Brief = Starting with the line containing "61, 124, 74]" and going on through the line containing "Give bounding boxes", rewrite the records with "Br" renamed to "Bromine" and everything else unchanged. Leave the pictures out of your answer.

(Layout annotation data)
···

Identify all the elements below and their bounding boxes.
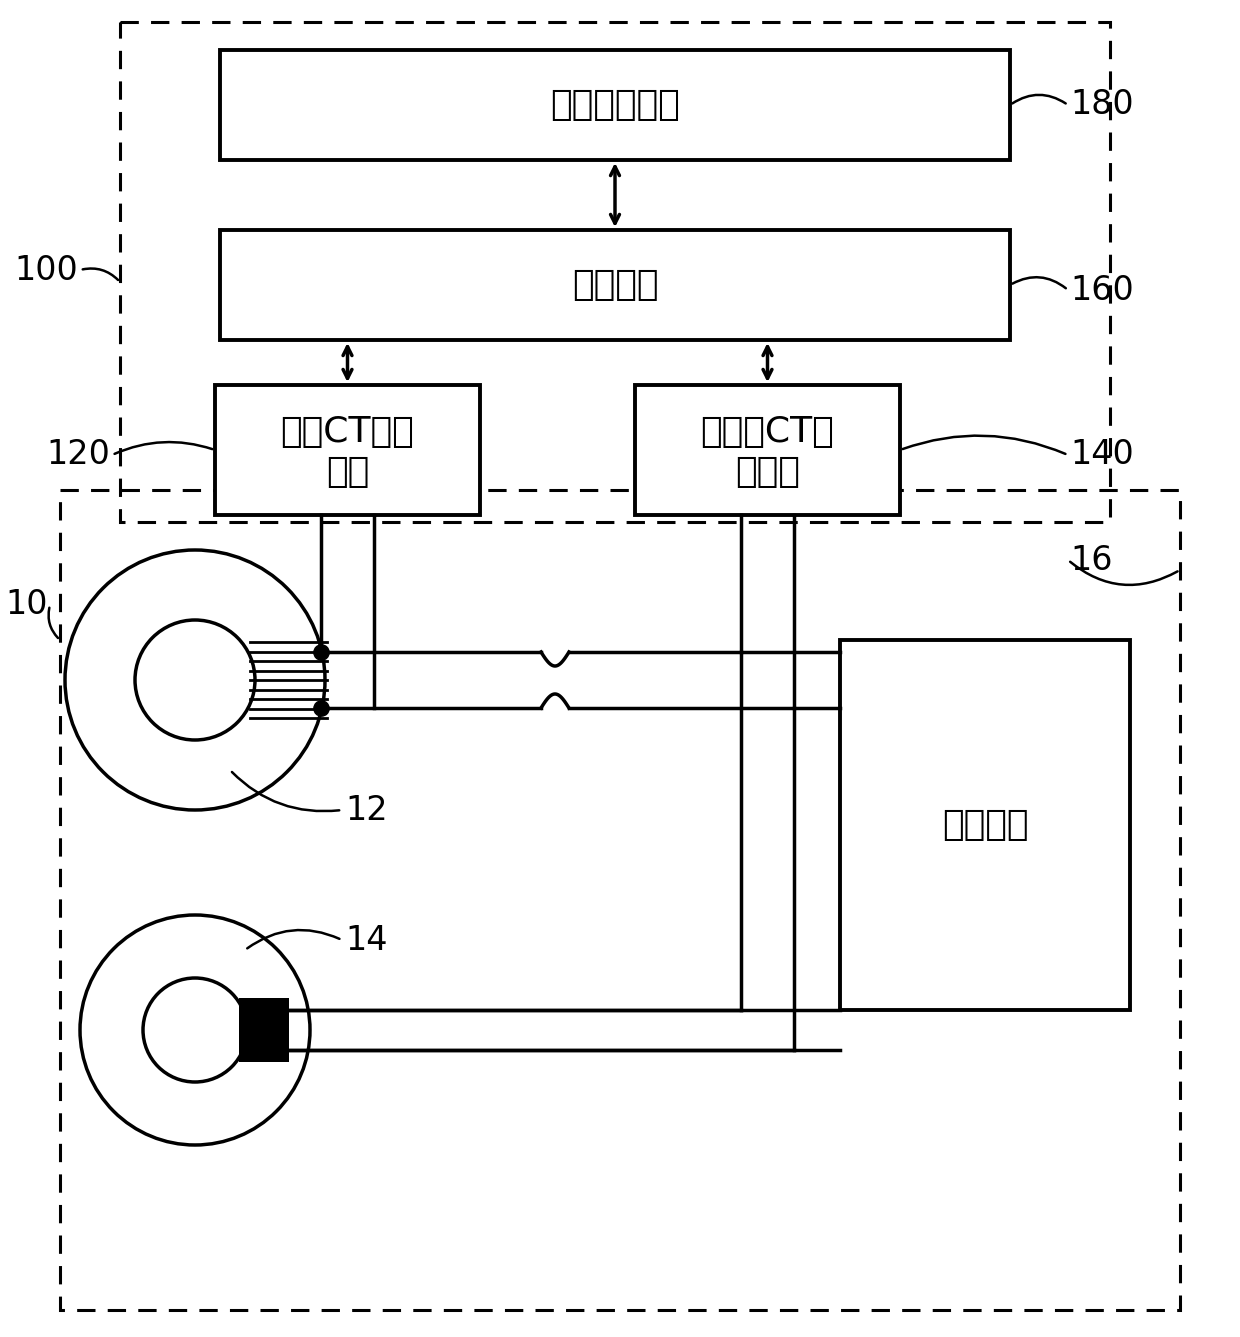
Bar xyxy=(219,230,1011,340)
Text: 180: 180 xyxy=(1070,88,1133,122)
Text: 16: 16 xyxy=(1070,544,1112,576)
Text: 单元: 单元 xyxy=(326,455,370,489)
Text: 10: 10 xyxy=(5,588,48,622)
Text: 160: 160 xyxy=(1070,274,1133,306)
Bar xyxy=(219,49,1011,160)
Bar xyxy=(120,21,1110,521)
Text: 传感器CT检: 传感器CT检 xyxy=(701,414,835,449)
Text: 12: 12 xyxy=(345,793,388,826)
Text: 故障确定单元: 故障确定单元 xyxy=(551,88,680,122)
Bar xyxy=(635,385,900,515)
Bar xyxy=(215,385,480,515)
Text: 120: 120 xyxy=(46,439,110,472)
Text: 100: 100 xyxy=(14,254,78,286)
Text: 14: 14 xyxy=(345,924,387,956)
Bar xyxy=(839,640,1130,1009)
Bar xyxy=(239,997,289,1062)
Text: 转换单元: 转换单元 xyxy=(572,267,658,302)
Text: 发电模块: 发电模块 xyxy=(941,808,1028,842)
Text: 发电CT检测: 发电CT检测 xyxy=(280,414,414,449)
Text: 测单元: 测单元 xyxy=(735,455,800,489)
Text: 140: 140 xyxy=(1070,439,1133,472)
Bar xyxy=(60,489,1180,1310)
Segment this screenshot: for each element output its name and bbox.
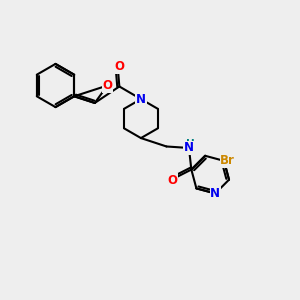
Text: O: O	[114, 61, 124, 74]
Text: H: H	[186, 140, 195, 149]
Text: O: O	[167, 174, 177, 187]
Text: N: N	[184, 142, 194, 154]
Text: N: N	[210, 187, 220, 200]
Text: N: N	[136, 93, 146, 106]
Text: O: O	[102, 79, 112, 92]
Text: Br: Br	[220, 154, 235, 167]
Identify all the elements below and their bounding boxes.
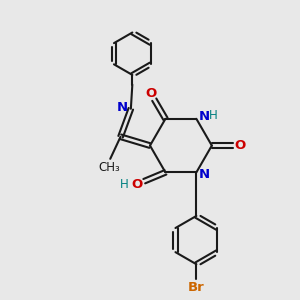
Text: Br: Br bbox=[188, 281, 205, 294]
Text: H: H bbox=[120, 178, 129, 190]
Text: O: O bbox=[146, 87, 157, 100]
Text: O: O bbox=[131, 178, 142, 190]
Text: N: N bbox=[116, 101, 128, 114]
Text: CH₃: CH₃ bbox=[98, 160, 120, 174]
Text: N: N bbox=[199, 168, 210, 181]
Text: H: H bbox=[209, 109, 218, 122]
Text: O: O bbox=[234, 139, 245, 152]
Text: N: N bbox=[199, 110, 210, 123]
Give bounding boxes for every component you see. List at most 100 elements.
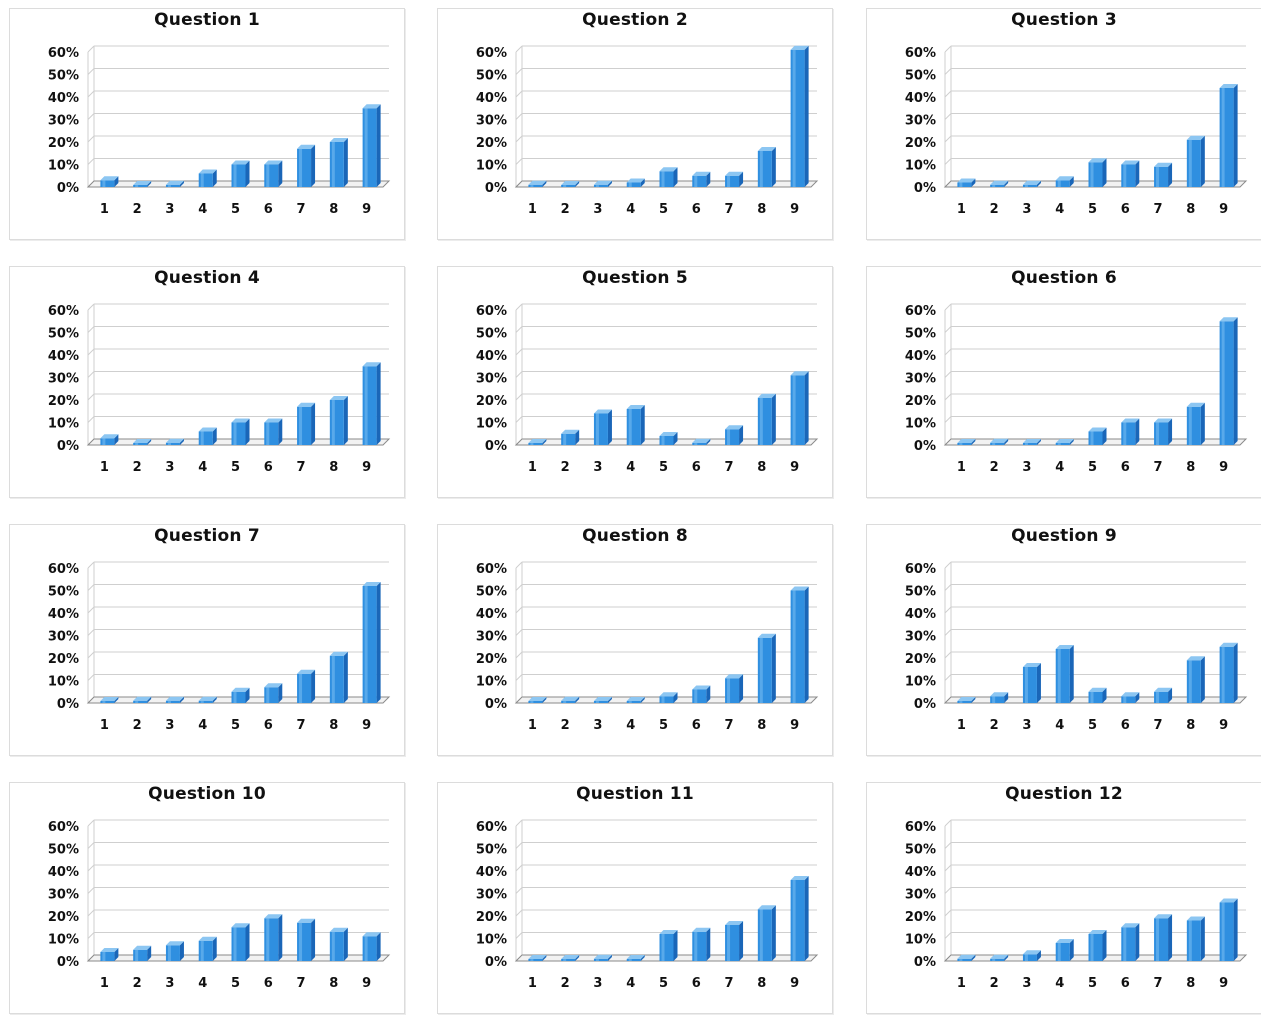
y-tick-label: 10% bbox=[476, 675, 507, 690]
chart-panel: Question 4 0% 10% 20% 30% 40% 50% 60% 1 2 3 4 5 6 7 8 9 bbox=[9, 266, 405, 498]
y-tick-label: 40% bbox=[905, 865, 936, 880]
y-tick-label: 30% bbox=[905, 630, 936, 645]
bar bbox=[1088, 930, 1107, 961]
x-tick-label: 5 bbox=[231, 460, 240, 475]
x-tick-label: 9 bbox=[362, 718, 371, 733]
bar bbox=[561, 181, 580, 187]
bar bbox=[231, 923, 250, 961]
y-tick-label: 0% bbox=[57, 697, 79, 712]
gridline-side bbox=[944, 842, 952, 849]
bar bbox=[297, 144, 316, 187]
x-tick-label: 3 bbox=[593, 718, 602, 733]
x-tick-label: 2 bbox=[561, 202, 570, 217]
bar bbox=[231, 160, 250, 187]
x-tick-label: 3 bbox=[593, 460, 602, 475]
x-tick-label: 4 bbox=[626, 718, 635, 733]
x-tick-label: 7 bbox=[725, 202, 734, 217]
x-tick-label: 6 bbox=[1121, 460, 1130, 475]
y-tick-label: 20% bbox=[905, 652, 936, 667]
y-tick-label: 30% bbox=[476, 888, 507, 903]
gridline-side bbox=[944, 45, 952, 53]
bar bbox=[1088, 687, 1107, 703]
y-tick-label: 50% bbox=[48, 843, 79, 858]
x-tick-label: 5 bbox=[1088, 460, 1097, 475]
y-tick-label: 50% bbox=[905, 585, 936, 600]
bar bbox=[297, 669, 316, 703]
gridline-side bbox=[515, 158, 523, 165]
x-tick-label: 5 bbox=[231, 976, 240, 991]
bar bbox=[659, 692, 678, 703]
y-tick-label: 0% bbox=[57, 439, 79, 454]
y-tick-label: 0% bbox=[57, 955, 79, 970]
gridline-side bbox=[87, 45, 95, 53]
bar bbox=[329, 927, 348, 961]
y-tick-label: 50% bbox=[48, 327, 79, 342]
bar bbox=[659, 167, 678, 187]
x-tick-label: 5 bbox=[1088, 718, 1097, 733]
bar bbox=[626, 405, 645, 445]
x-tick-label: 5 bbox=[659, 202, 668, 217]
x-tick-label: 6 bbox=[692, 976, 701, 991]
y-tick-label: 60% bbox=[48, 820, 79, 835]
gridline-side bbox=[944, 416, 952, 423]
gridline-side bbox=[515, 561, 523, 569]
x-tick-label: 2 bbox=[990, 460, 999, 475]
x-tick-label: 7 bbox=[1154, 718, 1163, 733]
bar bbox=[165, 941, 184, 961]
x-tick-label: 4 bbox=[626, 976, 635, 991]
bar bbox=[231, 418, 250, 445]
bar bbox=[133, 945, 152, 961]
x-tick-label: 4 bbox=[1055, 202, 1064, 217]
bar bbox=[692, 438, 711, 445]
bar bbox=[264, 418, 283, 445]
y-tick-label: 20% bbox=[48, 136, 79, 151]
chart-title: Question 9 bbox=[1011, 526, 1117, 546]
x-tick-label: 3 bbox=[1022, 976, 1031, 991]
chart-title: Question 5 bbox=[582, 268, 688, 288]
bar bbox=[528, 439, 547, 445]
bar bbox=[626, 697, 645, 703]
x-tick-label: 1 bbox=[528, 202, 537, 217]
x-tick-label: 2 bbox=[133, 460, 142, 475]
bar bbox=[593, 409, 612, 445]
x-tick-label: 6 bbox=[264, 718, 273, 733]
x-tick-label: 8 bbox=[757, 460, 766, 475]
bar bbox=[1219, 317, 1238, 445]
gridline-side bbox=[87, 561, 95, 569]
bar bbox=[725, 674, 744, 703]
bar bbox=[1219, 84, 1238, 187]
x-tick-label: 5 bbox=[1088, 202, 1097, 217]
gridline-side bbox=[87, 864, 95, 872]
bar-chart: 0% 10% 20% 30% 40% 50% 60% 1 2 3 4 5 6 7 8 9 bbox=[905, 303, 1248, 475]
x-tick-label: 3 bbox=[1022, 460, 1031, 475]
bar bbox=[528, 955, 547, 961]
bar-chart: 0% 10% 20% 30% 40% 50% 60% 1 2 3 4 5 6 7 8 9 bbox=[476, 561, 819, 733]
y-tick-label: 20% bbox=[905, 910, 936, 925]
x-tick-label: 4 bbox=[198, 718, 207, 733]
bar bbox=[757, 633, 776, 703]
gridline-side bbox=[515, 606, 523, 614]
x-tick-label: 2 bbox=[990, 202, 999, 217]
y-tick-label: 40% bbox=[48, 91, 79, 106]
gridline-side bbox=[87, 842, 95, 849]
bar bbox=[1186, 916, 1205, 961]
x-tick-label: 2 bbox=[990, 718, 999, 733]
x-tick-label: 6 bbox=[1121, 202, 1130, 217]
bar bbox=[1121, 923, 1140, 961]
bar bbox=[133, 439, 152, 445]
chart-title: Question 6 bbox=[1011, 268, 1117, 288]
x-tick-label: 9 bbox=[790, 202, 799, 217]
gridline-side bbox=[87, 371, 95, 378]
gridline-side bbox=[515, 113, 523, 120]
x-tick-label: 3 bbox=[165, 718, 174, 733]
y-tick-label: 30% bbox=[48, 888, 79, 903]
gridline-side bbox=[944, 158, 952, 165]
x-tick-label: 9 bbox=[1219, 202, 1228, 217]
y-tick-label: 10% bbox=[905, 159, 936, 174]
y-tick-label: 10% bbox=[905, 675, 936, 690]
bar bbox=[957, 439, 976, 445]
gridline-side bbox=[515, 651, 523, 659]
gridline-side bbox=[87, 651, 95, 659]
x-tick-label: 7 bbox=[297, 460, 306, 475]
x-tick-label: 1 bbox=[957, 202, 966, 217]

···

Written response =
Text: O: O	[114, 61, 124, 74]
Text: H: H	[186, 140, 195, 149]
Text: O: O	[167, 174, 177, 187]
Text: N: N	[184, 142, 194, 154]
Text: N: N	[210, 187, 220, 200]
Text: N: N	[136, 93, 146, 106]
Text: O: O	[102, 79, 112, 92]
Text: Bromine: Bromine	[220, 154, 235, 167]
Identify all the elements below and their bounding boxes.
Text: Bromine: Bromine bbox=[188, 281, 205, 294]
Text: H: H bbox=[120, 178, 129, 190]
Text: O: O bbox=[146, 87, 157, 100]
Text: O: O bbox=[131, 178, 142, 190]
Text: N: N bbox=[116, 101, 128, 114]
Text: CH₃: CH₃ bbox=[98, 160, 120, 174]
Text: N: N bbox=[199, 168, 210, 181]
Text: H: H bbox=[209, 109, 218, 122]
Text: O: O bbox=[234, 139, 245, 152]
Text: N: N bbox=[199, 110, 210, 123]
Give bounding boxes for every component you see. List at most 100 elements.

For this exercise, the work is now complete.